Problem description: Without including any pictures, write out all the entries exactly.

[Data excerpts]
= = =

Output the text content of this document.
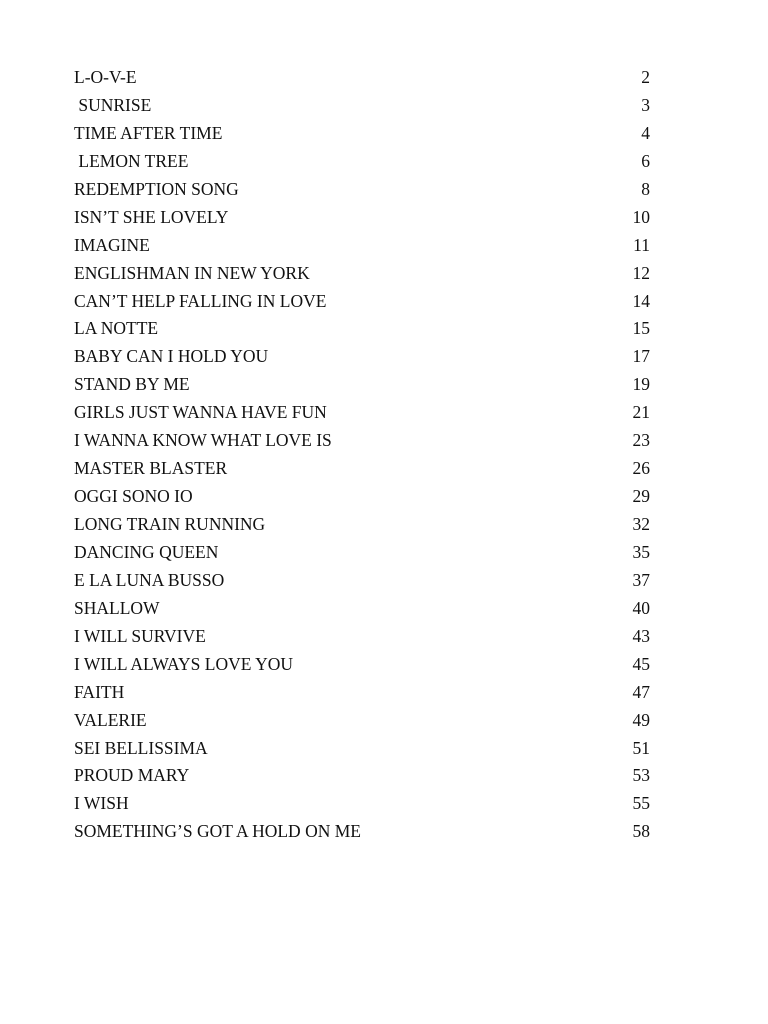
L-O-V-E	2
SUNRISE	3
TIME AFTER TIME	4
LEMON TREE	6
REDEMPTION SONG	8
ISN’T SHE LOVELY	10
IMAGINE	11
ENGLISHMAN IN NEW YORK	12
CAN’T HELP FALLING IN LOVE	14
LA NOTTE	15
BABY CAN I HOLD YOU	17
STAND BY ME	19
GIRLS JUST WANNA HAVE FUN	21
I WANNA KNOW WHAT LOVE IS	23
MASTER BLASTER	26
OGGI SONO IO	29
LONG TRAIN RUNNING	32
DANCING QUEEN	35
E LA LUNA BUSSO	37
SHALLOW	40
I WILL SURVIVE	43
I WILL ALWAYS LOVE YOU	45
FAITH	47
VALERIE	49
SEI BELLISSIMA	51
PROUD MARY	53
I WISH	55
SOMETHING’S GOT A HOLD ON ME	58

= = =

Result below:
Output the text content of this document.
L-O-V-E	2
SUNRISE	3
TIME AFTER TIME	4
LEMON TREE	6
REDEMPTION SONG	8
ISN’T SHE LOVELY	10
IMAGINE	11
ENGLISHMAN IN NEW YORK	12
CAN’T HELP FALLING IN LOVE	14
LA NOTTE	15
BABY CAN I HOLD YOU	17
STAND BY ME	19
GIRLS JUST WANNA HAVE FUN	21
I WANNA KNOW WHAT LOVE IS	23
MASTER BLASTER	26
OGGI SONO IO	29
LONG TRAIN RUNNING	32
DANCING QUEEN	35
E LA LUNA BUSSO	37
SHALLOW	40
I WILL SURVIVE	43
I WILL ALWAYS LOVE YOU	45
FAITH	47
VALERIE	49
SEI BELLISSIMA	51
PROUD MARY	53
I WISH	55
SOMETHING’S GOT A HOLD ON ME	58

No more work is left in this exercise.